> TASK DIRECTIONS
Write out the entire listing below exactly as it appears, minus any pictures.

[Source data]

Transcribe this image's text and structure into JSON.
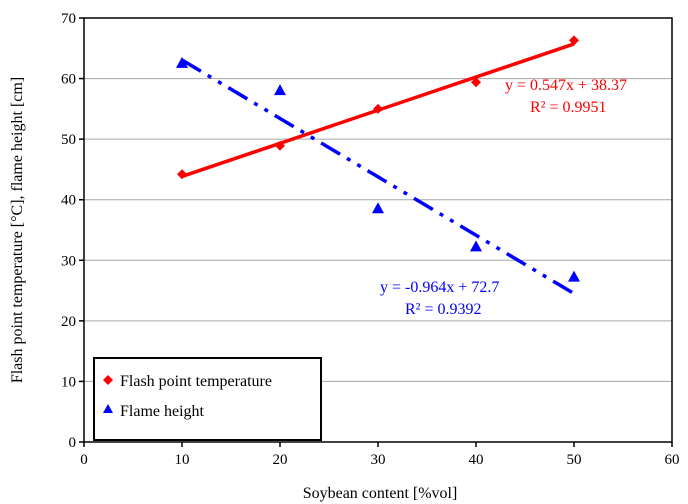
{
  "chart_data": {
    "type": "scatter",
    "xlabel": "Soybean content [%vol]",
    "ylabel": "Flash point temperature  [°C], flame height [cm]",
    "xlim": [
      0,
      60
    ],
    "ylim": [
      0,
      70
    ],
    "xticks": [
      0,
      10,
      20,
      30,
      40,
      50,
      60
    ],
    "yticks": [
      0,
      10,
      20,
      30,
      40,
      50,
      60,
      70
    ],
    "grid": "horizontal",
    "legend_position": "bottom-left",
    "series": [
      {
        "name": "Flash point temperature",
        "marker": "diamond",
        "color": "#ff0000",
        "x": [
          10,
          20,
          30,
          40,
          50
        ],
        "y": [
          44.2,
          48.9,
          55.0,
          59.4,
          66.3
        ],
        "trendline": {
          "slope": 0.547,
          "intercept": 38.37,
          "style": "solid"
        },
        "equation": "y = 0.547x + 38.37",
        "r2": "R² = 0.9951"
      },
      {
        "name": "Flame height",
        "marker": "triangle",
        "color": "#0000ff",
        "x": [
          10,
          20,
          30,
          40,
          50
        ],
        "y": [
          62.6,
          58.1,
          38.6,
          32.3,
          27.3
        ],
        "trendline": {
          "slope": -0.964,
          "intercept": 72.7,
          "style": "dash-dot"
        },
        "equation": "y = -0.964x + 72.7",
        "r2": "R² = 0.9392"
      }
    ]
  }
}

> ANSWER FOR THIS EXERCISE
Transcribe this image's text and structure into JSON.
{
  "chart_data": {
    "type": "scatter",
    "xlabel": "Soybean content [%vol]",
    "ylabel": "Flash point temperature  [°C], flame height [cm]",
    "xlim": [
      0,
      60
    ],
    "ylim": [
      0,
      70
    ],
    "xticks": [
      0,
      10,
      20,
      30,
      40,
      50,
      60
    ],
    "yticks": [
      0,
      10,
      20,
      30,
      40,
      50,
      60,
      70
    ],
    "grid": "horizontal",
    "legend_position": "bottom-left",
    "series": [
      {
        "name": "Flash point temperature",
        "marker": "diamond",
        "color": "#ff0000",
        "x": [
          10,
          20,
          30,
          40,
          50
        ],
        "y": [
          44.2,
          48.9,
          55.0,
          59.4,
          66.3
        ],
        "trendline": {
          "slope": 0.547,
          "intercept": 38.37,
          "style": "solid"
        },
        "equation": "y = 0.547x + 38.37",
        "r2": "R² = 0.9951"
      },
      {
        "name": "Flame height",
        "marker": "triangle",
        "color": "#0000ff",
        "x": [
          10,
          20,
          30,
          40,
          50
        ],
        "y": [
          62.6,
          58.1,
          38.6,
          32.3,
          27.3
        ],
        "trendline": {
          "slope": -0.964,
          "intercept": 72.7,
          "style": "dash-dot"
        },
        "equation": "y = -0.964x + 72.7",
        "r2": "R² = 0.9392"
      }
    ]
  }
}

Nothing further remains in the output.